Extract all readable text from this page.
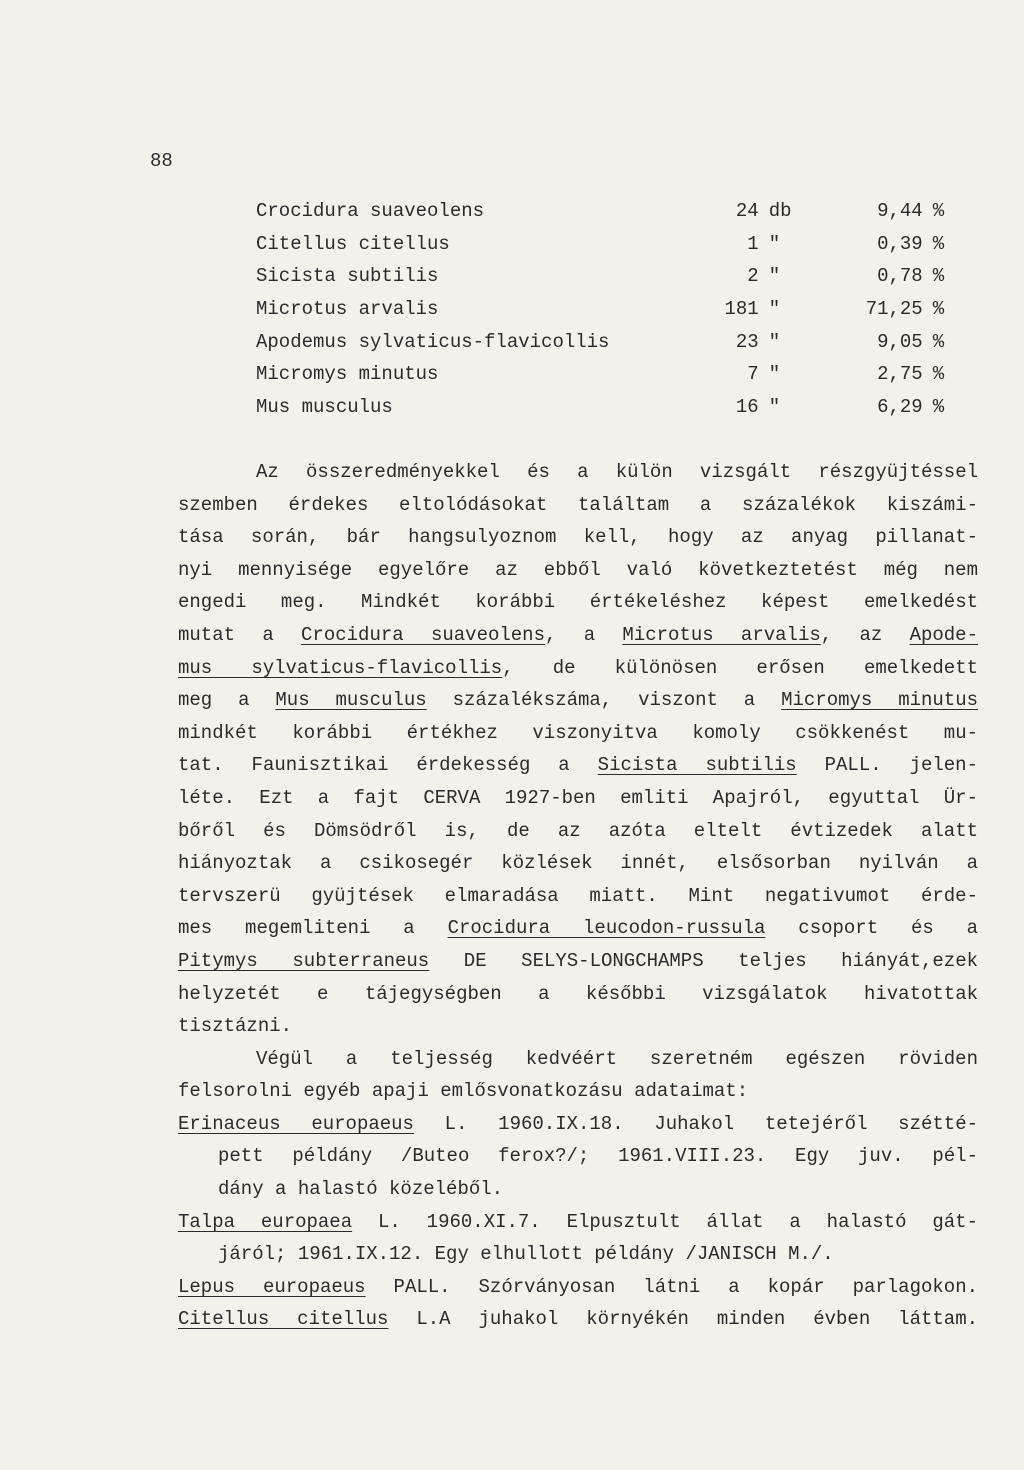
88
Crocidura suaveolens	24	db	9,44	%
Citellus citellus	1	"	0,39	%
Sicista subtilis	2	"	0,78	%
Microtus arvalis	181	"	71,25	%
Apodemus sylvaticus-flavicollis	23	"	9,05	%
Micromys minutus	7	"	2,75	%
Mus musculus	16	"	6,29	%
Az összeredményekkel és a külön vizsgált részgyüjtéssel
szemben érdekes eltolódásokat találtam a százalékok kiszámi-
tása során, bár hangsulyoznom kell, hogy az anyag pillanat-
nyi mennyisége egyelőre az ebből való következtetést még nem
engedi meg. Mindkét korábbi értékeléshez képest emelkedést
mutat a Crocidura suaveolens, a Microtus arvalis, az Apode-
mus sylvaticus-flavicollis, de különösen erősen emelkedett
meg a Mus musculus százalékszáma, viszont a Micromys minutus
mindkét korábbi értékhez viszonyitva komoly csökkenést mu-
tat. Faunisztikai érdekesség a Sicista subtilis PALL. jelen-
léte. Ezt a fajt CERVA 1927-ben emliti Apajról, egyuttal Ür-
bőről és Dömsödről is, de az azóta eltelt évtizedek alatt
hiányoztak a csikosegér közlések innét, elsősorban nyilván a
tervszerü gyüjtések elmaradása miatt. Mint negativumot érde-
mes megemliteni a Crocidura leucodon-russula csoport és a
Pitymys subterraneus DE SELYS-LONGCHAMPS teljes hiányát,ezek
helyzetét e tájegységben a későbbi vizsgálatok hivatottak
tisztázni.
Végül a teljesség kedvéért szeretném egészen röviden
felsorolni egyéb apaji emlősvonatkozásu adataimat:
Erinaceus europaeus L. 1960.IX.18. Juhakol tetejéről szétté-
pett példány /Buteo ferox?/; 1961.VIII.23. Egy juv. pél-
dány a halastó közeléből.
Talpa europaea L. 1960.XI.7. Elpusztult állat a halastó gát-
járól; 1961.IX.12. Egy elhullott példány /JANISCH M./.
Lepus europaeus PALL. Szórványosan látni a kopár parlagokon.
Citellus citellus L.A juhakol környékén minden évben láttam.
========================================
Required task:
Go over the records above line by line and count those holding the word "arvalis". Reply only with the number.

The reply:
2